*TASK DIRECTIONS*
Without the pictures, copy the entries below word for word.

*DATA SHOWN*
------------------------------------------------------------------------
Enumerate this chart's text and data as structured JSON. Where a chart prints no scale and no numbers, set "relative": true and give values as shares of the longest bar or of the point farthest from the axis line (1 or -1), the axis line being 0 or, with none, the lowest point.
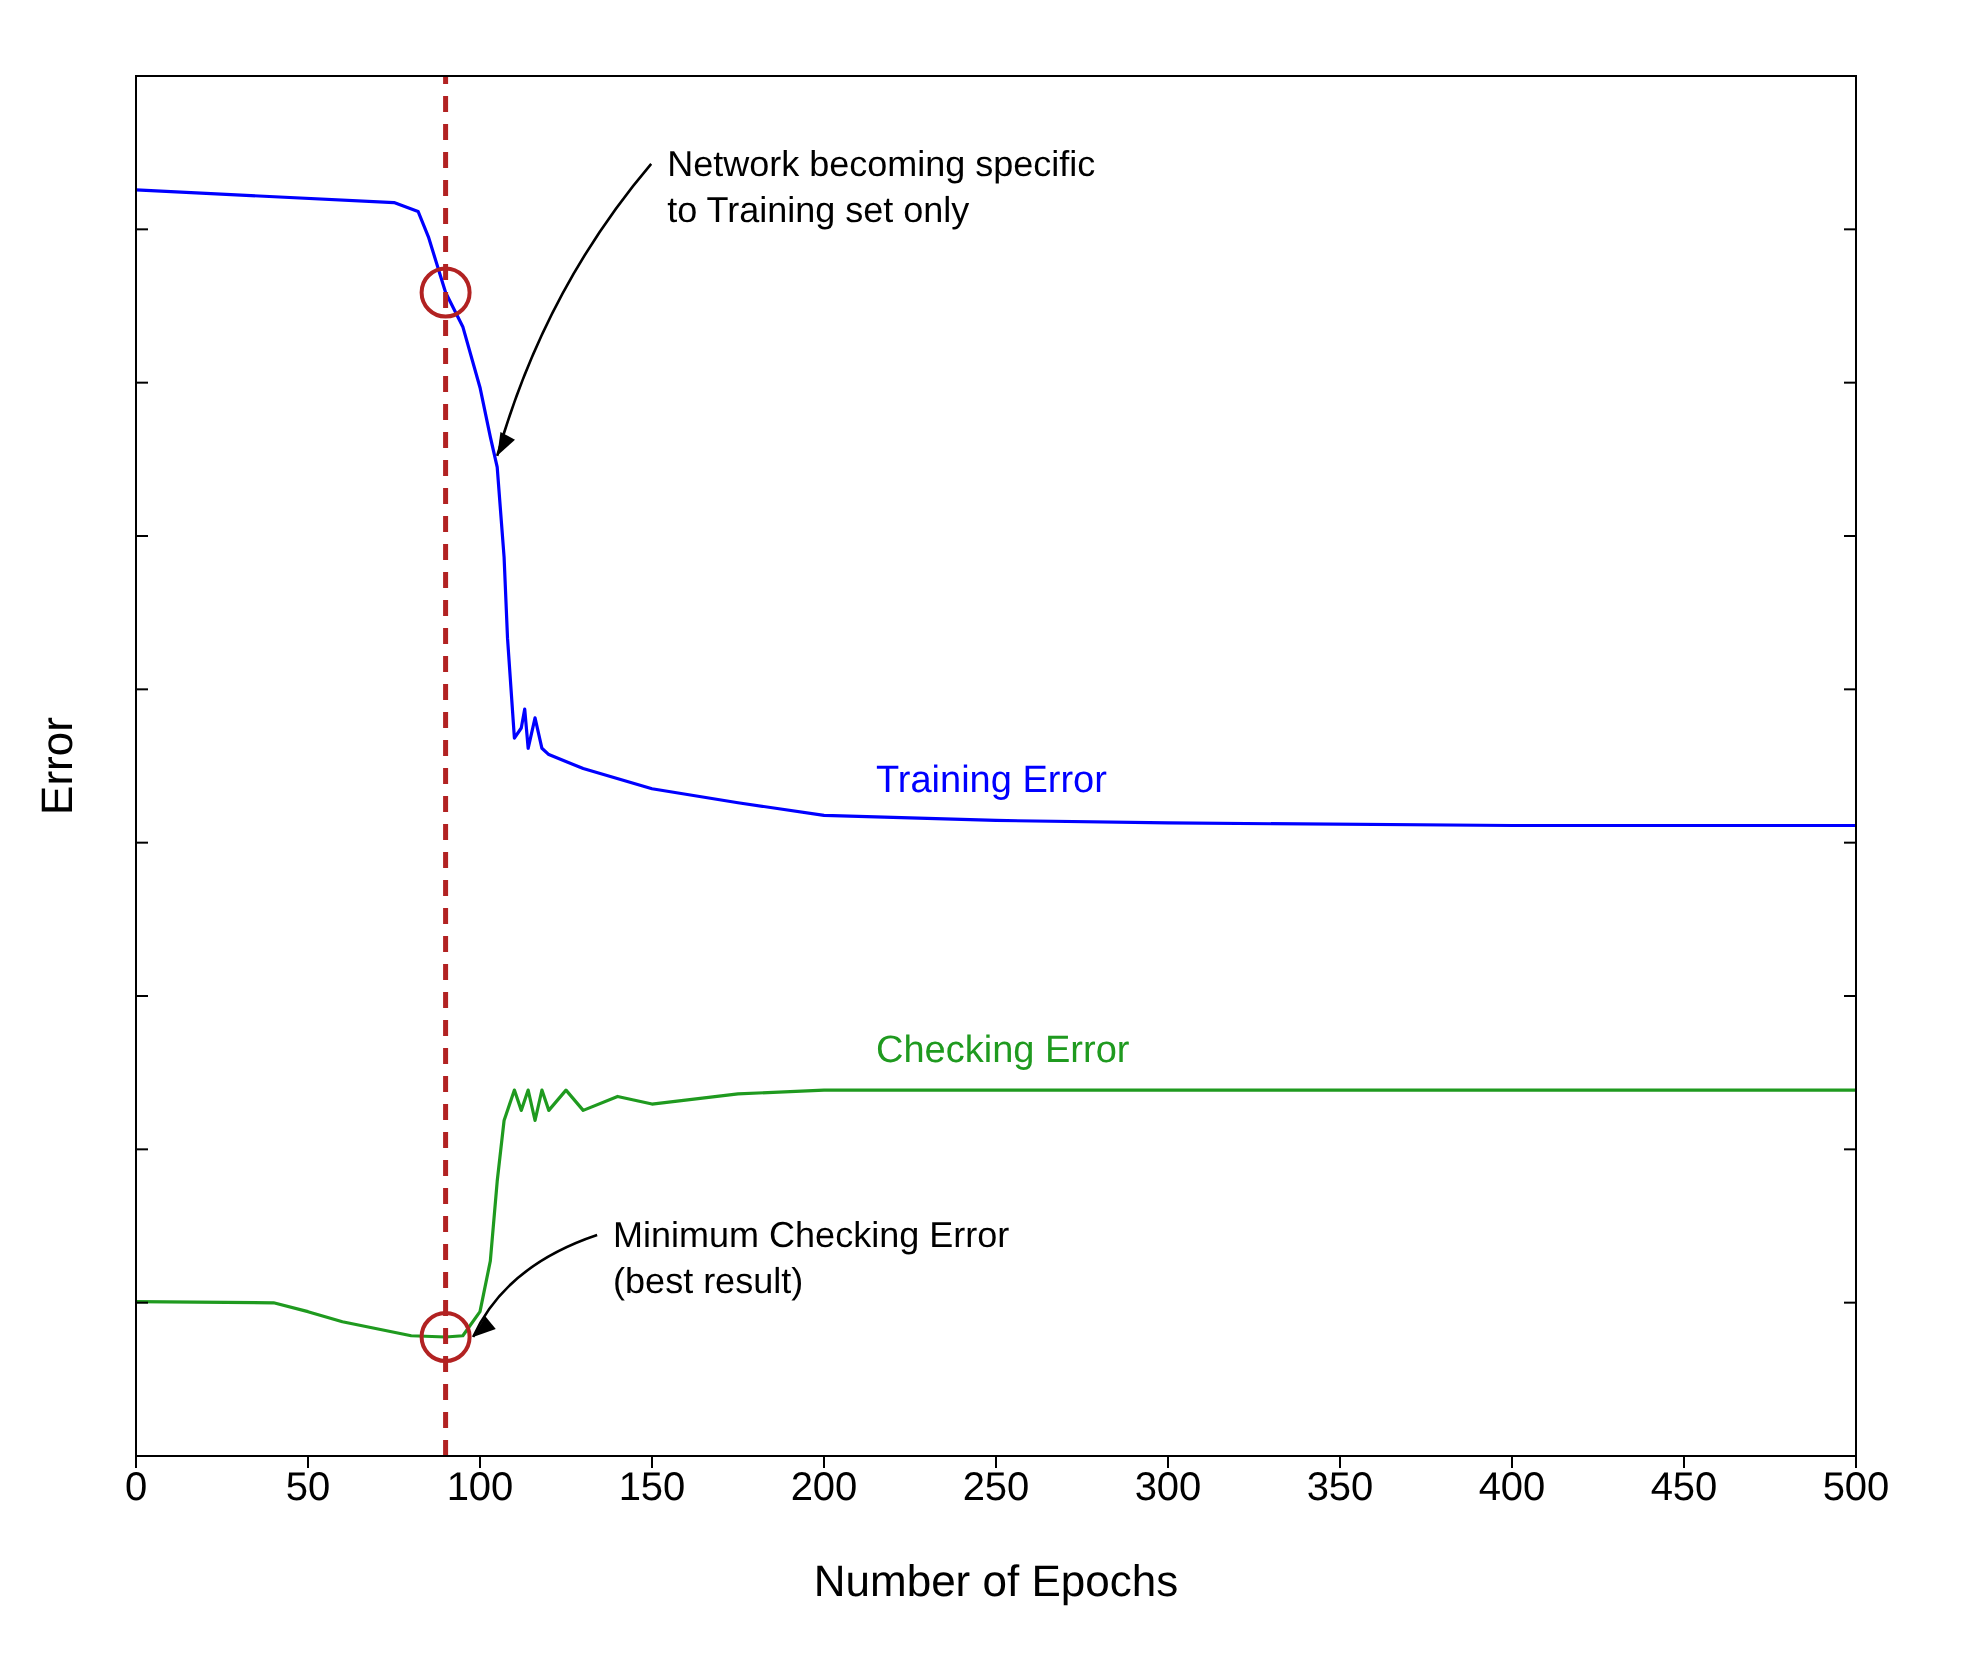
{
  "chart_data": {
    "type": "line",
    "relative": true,
    "xlabel": "Number of Epochs",
    "ylabel": "Error",
    "xlim": [
      0,
      500
    ],
    "xticks": [
      0,
      50,
      100,
      150,
      200,
      250,
      300,
      350,
      400,
      450,
      500
    ],
    "marker": "none",
    "line_style": "solid",
    "series": [
      {
        "name": "Training Error",
        "color": "#0000ff",
        "x": [
          0,
          75,
          82,
          85,
          90,
          95,
          100,
          103,
          105,
          107,
          108,
          110,
          112,
          113,
          114,
          116,
          118,
          120,
          130,
          150,
          175,
          200,
          250,
          300,
          400,
          500
        ],
        "values": [
          1.0,
          0.99,
          0.983,
          0.963,
          0.919,
          0.892,
          0.844,
          0.805,
          0.781,
          0.71,
          0.646,
          0.567,
          0.575,
          0.59,
          0.559,
          0.583,
          0.559,
          0.554,
          0.543,
          0.527,
          0.516,
          0.506,
          0.502,
          0.5,
          0.498,
          0.498
        ]
      },
      {
        "name": "Checking Error",
        "color": "#1f9a1f",
        "x": [
          0,
          40,
          50,
          60,
          80,
          90,
          95,
          100,
          103,
          105,
          107,
          110,
          112,
          114,
          116,
          118,
          120,
          125,
          130,
          140,
          150,
          175,
          200,
          250,
          500
        ],
        "values": [
          0.122,
          0.121,
          0.114,
          0.106,
          0.095,
          0.094,
          0.095,
          0.114,
          0.154,
          0.217,
          0.265,
          0.289,
          0.273,
          0.289,
          0.265,
          0.289,
          0.273,
          0.289,
          0.273,
          0.284,
          0.278,
          0.286,
          0.289,
          0.289,
          0.289
        ]
      }
    ],
    "ref_lines": [
      {
        "axis": "x",
        "value": 90,
        "color": "#b22222",
        "line_style": "dashed"
      }
    ],
    "annotations": [
      {
        "text": "Network becoming specific to Training set only",
        "x": 105,
        "y": 0.79
      },
      {
        "text": "Minimum Checking Error (best result)",
        "x": 98,
        "y": 0.094
      }
    ]
  }
}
------------------------------------------------------------------------
*RIGHT ANSWER*
Enumerate this chart's text and data as structured JSON. Where a chart prints no scale and no numbers, set "relative": true and give values as shares of the longest bar or of the point farthest from the axis line (1 or -1), the axis line being 0 or, with none, the lowest point.
{
  "chart_data": {
    "type": "line",
    "relative": true,
    "xlabel": "Number of Epochs",
    "ylabel": "Error",
    "xlim": [
      0,
      500
    ],
    "xticks": [
      0,
      50,
      100,
      150,
      200,
      250,
      300,
      350,
      400,
      450,
      500
    ],
    "marker": "none",
    "line_style": "solid",
    "series": [
      {
        "name": "Training Error",
        "color": "#0000ff",
        "x": [
          0,
          75,
          82,
          85,
          90,
          95,
          100,
          103,
          105,
          107,
          108,
          110,
          112,
          113,
          114,
          116,
          118,
          120,
          130,
          150,
          175,
          200,
          250,
          300,
          400,
          500
        ],
        "values": [
          1.0,
          0.99,
          0.983,
          0.963,
          0.919,
          0.892,
          0.844,
          0.805,
          0.781,
          0.71,
          0.646,
          0.567,
          0.575,
          0.59,
          0.559,
          0.583,
          0.559,
          0.554,
          0.543,
          0.527,
          0.516,
          0.506,
          0.502,
          0.5,
          0.498,
          0.498
        ]
      },
      {
        "name": "Checking Error",
        "color": "#1f9a1f",
        "x": [
          0,
          40,
          50,
          60,
          80,
          90,
          95,
          100,
          103,
          105,
          107,
          110,
          112,
          114,
          116,
          118,
          120,
          125,
          130,
          140,
          150,
          175,
          200,
          250,
          500
        ],
        "values": [
          0.122,
          0.121,
          0.114,
          0.106,
          0.095,
          0.094,
          0.095,
          0.114,
          0.154,
          0.217,
          0.265,
          0.289,
          0.273,
          0.289,
          0.265,
          0.289,
          0.273,
          0.289,
          0.273,
          0.284,
          0.278,
          0.286,
          0.289,
          0.289,
          0.289
        ]
      }
    ],
    "ref_lines": [
      {
        "axis": "x",
        "value": 90,
        "color": "#b22222",
        "line_style": "dashed"
      }
    ],
    "annotations": [
      {
        "text": "Network becoming specific to Training set only",
        "x": 105,
        "y": 0.79
      },
      {
        "text": "Minimum Checking Error (best result)",
        "x": 98,
        "y": 0.094
      }
    ]
  }
}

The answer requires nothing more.